Go through the listing and return every line with "STRATEGY" in it.

Dataset entries:

--- Start ---

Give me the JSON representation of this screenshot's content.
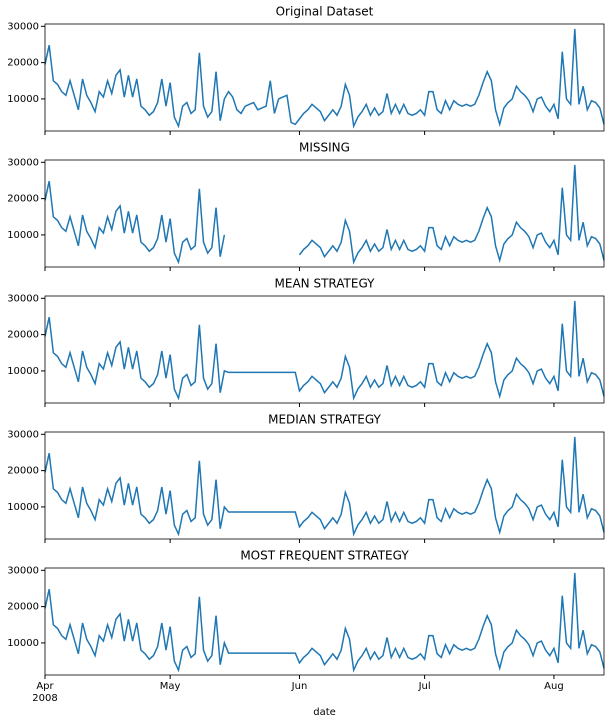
{
  "chart_data": [
    {
      "type": "line",
      "title": "Original Dataset",
      "color": "#1f77b4",
      "ylim": [
        1160,
        30640
      ],
      "yticks": [
        10000,
        20000,
        30000
      ],
      "values": [
        19500,
        24800,
        15000,
        14000,
        12000,
        11000,
        15000,
        11000,
        7000,
        15500,
        11000,
        9000,
        6500,
        12000,
        10500,
        15000,
        11500,
        16500,
        18000,
        10500,
        16500,
        10500,
        15500,
        8000,
        7000,
        5500,
        6500,
        9000,
        15500,
        8000,
        14500,
        5000,
        2500,
        8000,
        9000,
        6000,
        7000,
        22700,
        8000,
        5000,
        6500,
        17500,
        4000,
        10000,
        12000,
        10500,
        7000,
        6000,
        8000,
        8500,
        9000,
        7000,
        7500,
        8000,
        15000,
        6000,
        10000,
        10500,
        11000,
        3500,
        3000,
        4500,
        6000,
        7000,
        8500,
        7500,
        6500,
        4000,
        5500,
        7000,
        5500,
        8000,
        14000,
        11000,
        2500,
        5000,
        6500,
        8500,
        5500,
        7500,
        5500,
        6500,
        11500,
        6000,
        8500,
        6000,
        8500,
        6000,
        5500,
        6000,
        7000,
        5500,
        12000,
        12000,
        7000,
        6000,
        9500,
        7000,
        9500,
        8500,
        8000,
        8500,
        8000,
        8500,
        11000,
        14500,
        17500,
        15000,
        7000,
        3000,
        7500,
        9000,
        10000,
        13500,
        12000,
        11000,
        9500,
        6500,
        10000,
        10500,
        8000,
        6500,
        8500,
        4500,
        23000,
        10000,
        8500,
        29300,
        8500,
        13500,
        7000,
        9500,
        9000,
        7500,
        3000
      ]
    },
    {
      "type": "line",
      "title": "MISSING",
      "color": "#1f77b4",
      "ylim": [
        1160,
        30640
      ],
      "yticks": [
        10000,
        20000,
        30000
      ],
      "values": [
        19500,
        24800,
        15000,
        14000,
        12000,
        11000,
        15000,
        11000,
        7000,
        15500,
        11000,
        9000,
        6500,
        12000,
        10500,
        15000,
        11500,
        16500,
        18000,
        10500,
        16500,
        10500,
        15500,
        8000,
        7000,
        5500,
        6500,
        9000,
        15500,
        8000,
        14500,
        5000,
        2500,
        8000,
        9000,
        6000,
        7000,
        22700,
        8000,
        5000,
        6500,
        17500,
        4000,
        10000,
        null,
        null,
        null,
        null,
        null,
        null,
        null,
        null,
        null,
        null,
        null,
        null,
        null,
        null,
        null,
        null,
        null,
        4500,
        6000,
        7000,
        8500,
        7500,
        6500,
        4000,
        5500,
        7000,
        5500,
        8000,
        14000,
        11000,
        2500,
        5000,
        6500,
        8500,
        5500,
        7500,
        5500,
        6500,
        11500,
        6000,
        8500,
        6000,
        8500,
        6000,
        5500,
        6000,
        7000,
        5500,
        12000,
        12000,
        7000,
        6000,
        9500,
        7000,
        9500,
        8500,
        8000,
        8500,
        8000,
        8500,
        11000,
        14500,
        17500,
        15000,
        7000,
        3000,
        7500,
        9000,
        10000,
        13500,
        12000,
        11000,
        9500,
        6500,
        10000,
        10500,
        8000,
        6500,
        8500,
        4500,
        23000,
        10000,
        8500,
        29300,
        8500,
        13500,
        7000,
        9500,
        9000,
        7500,
        3000
      ]
    },
    {
      "type": "line",
      "title": "MEAN STRATEGY",
      "color": "#1f77b4",
      "ylim": [
        1160,
        30640
      ],
      "yticks": [
        10000,
        20000,
        30000
      ],
      "values": [
        19500,
        24800,
        15000,
        14000,
        12000,
        11000,
        15000,
        11000,
        7000,
        15500,
        11000,
        9000,
        6500,
        12000,
        10500,
        15000,
        11500,
        16500,
        18000,
        10500,
        16500,
        10500,
        15500,
        8000,
        7000,
        5500,
        6500,
        9000,
        15500,
        8000,
        14500,
        5000,
        2500,
        8000,
        9000,
        6000,
        7000,
        22700,
        8000,
        5000,
        6500,
        17500,
        4000,
        10000,
        9600,
        9600,
        9600,
        9600,
        9600,
        9600,
        9600,
        9600,
        9600,
        9600,
        9600,
        9600,
        9600,
        9600,
        9600,
        9600,
        9600,
        4500,
        6000,
        7000,
        8500,
        7500,
        6500,
        4000,
        5500,
        7000,
        5500,
        8000,
        14000,
        11000,
        2500,
        5000,
        6500,
        8500,
        5500,
        7500,
        5500,
        6500,
        11500,
        6000,
        8500,
        6000,
        8500,
        6000,
        5500,
        6000,
        7000,
        5500,
        12000,
        12000,
        7000,
        6000,
        9500,
        7000,
        9500,
        8500,
        8000,
        8500,
        8000,
        8500,
        11000,
        14500,
        17500,
        15000,
        7000,
        3000,
        7500,
        9000,
        10000,
        13500,
        12000,
        11000,
        9500,
        6500,
        10000,
        10500,
        8000,
        6500,
        8500,
        4500,
        23000,
        10000,
        8500,
        29300,
        8500,
        13500,
        7000,
        9500,
        9000,
        7500,
        3000
      ]
    },
    {
      "type": "line",
      "title": "MEDIAN STRATEGY",
      "color": "#1f77b4",
      "ylim": [
        1160,
        30640
      ],
      "yticks": [
        10000,
        20000,
        30000
      ],
      "values": [
        19500,
        24800,
        15000,
        14000,
        12000,
        11000,
        15000,
        11000,
        7000,
        15500,
        11000,
        9000,
        6500,
        12000,
        10500,
        15000,
        11500,
        16500,
        18000,
        10500,
        16500,
        10500,
        15500,
        8000,
        7000,
        5500,
        6500,
        9000,
        15500,
        8000,
        14500,
        5000,
        2500,
        8000,
        9000,
        6000,
        7000,
        22700,
        8000,
        5000,
        6500,
        17500,
        4000,
        10000,
        8600,
        8600,
        8600,
        8600,
        8600,
        8600,
        8600,
        8600,
        8600,
        8600,
        8600,
        8600,
        8600,
        8600,
        8600,
        8600,
        8600,
        4500,
        6000,
        7000,
        8500,
        7500,
        6500,
        4000,
        5500,
        7000,
        5500,
        8000,
        14000,
        11000,
        2500,
        5000,
        6500,
        8500,
        5500,
        7500,
        5500,
        6500,
        11500,
        6000,
        8500,
        6000,
        8500,
        6000,
        5500,
        6000,
        7000,
        5500,
        12000,
        12000,
        7000,
        6000,
        9500,
        7000,
        9500,
        8500,
        8000,
        8500,
        8000,
        8500,
        11000,
        14500,
        17500,
        15000,
        7000,
        3000,
        7500,
        9000,
        10000,
        13500,
        12000,
        11000,
        9500,
        6500,
        10000,
        10500,
        8000,
        6500,
        8500,
        4500,
        23000,
        10000,
        8500,
        29300,
        8500,
        13500,
        7000,
        9500,
        9000,
        7500,
        3000
      ]
    },
    {
      "type": "line",
      "title": "MOST FREQUENT STRATEGY",
      "color": "#1f77b4",
      "ylim": [
        1160,
        30640
      ],
      "yticks": [
        10000,
        20000,
        30000
      ],
      "xlabel": "date",
      "year_label": "2008",
      "categories": [
        "Apr",
        null,
        null,
        null,
        null,
        null,
        null,
        null,
        null,
        null,
        null,
        null,
        null,
        null,
        null,
        null,
        null,
        null,
        null,
        null,
        null,
        null,
        null,
        null,
        null,
        null,
        null,
        null,
        null,
        null,
        "May",
        null,
        null,
        null,
        null,
        null,
        null,
        null,
        null,
        null,
        null,
        null,
        null,
        null,
        null,
        null,
        null,
        null,
        null,
        null,
        null,
        null,
        null,
        null,
        null,
        null,
        null,
        null,
        null,
        null,
        null,
        "Jun",
        null,
        null,
        null,
        null,
        null,
        null,
        null,
        null,
        null,
        null,
        null,
        null,
        null,
        null,
        null,
        null,
        null,
        null,
        null,
        null,
        null,
        null,
        null,
        null,
        null,
        null,
        null,
        null,
        null,
        "Jul",
        null,
        null,
        null,
        null,
        null,
        null,
        null,
        null,
        null,
        null,
        null,
        null,
        null,
        null,
        null,
        null,
        null,
        null,
        null,
        null,
        null,
        null,
        null,
        null,
        null,
        null,
        null,
        null,
        null,
        null,
        "Aug",
        null,
        null,
        null,
        null,
        null,
        null,
        null,
        null,
        null,
        null,
        null,
        null
      ],
      "values": [
        19500,
        24800,
        15000,
        14000,
        12000,
        11000,
        15000,
        11000,
        7000,
        15500,
        11000,
        9000,
        6500,
        12000,
        10500,
        15000,
        11500,
        16500,
        18000,
        10500,
        16500,
        10500,
        15500,
        8000,
        7000,
        5500,
        6500,
        9000,
        15500,
        8000,
        14500,
        5000,
        2500,
        8000,
        9000,
        6000,
        7000,
        22700,
        8000,
        5000,
        6500,
        17500,
        4000,
        10000,
        7200,
        7200,
        7200,
        7200,
        7200,
        7200,
        7200,
        7200,
        7200,
        7200,
        7200,
        7200,
        7200,
        7200,
        7200,
        7200,
        7200,
        4500,
        6000,
        7000,
        8500,
        7500,
        6500,
        4000,
        5500,
        7000,
        5500,
        8000,
        14000,
        11000,
        2500,
        5000,
        6500,
        8500,
        5500,
        7500,
        5500,
        6500,
        11500,
        6000,
        8500,
        6000,
        8500,
        6000,
        5500,
        6000,
        7000,
        5500,
        12000,
        12000,
        7000,
        6000,
        9500,
        7000,
        9500,
        8500,
        8000,
        8500,
        8000,
        8500,
        11000,
        14500,
        17500,
        15000,
        7000,
        3000,
        7500,
        9000,
        10000,
        13500,
        12000,
        11000,
        9500,
        6500,
        10000,
        10500,
        8000,
        6500,
        8500,
        4500,
        23000,
        10000,
        8500,
        29300,
        8500,
        13500,
        7000,
        9500,
        9000,
        7500,
        3000
      ]
    }
  ]
}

--- End ---

> _SOLUTION TO THIS EXERCISE_
      "title": "MEAN STRATEGY",
      "title": "MEDIAN STRATEGY",
      "title": "MOST FREQUENT STRATEGY",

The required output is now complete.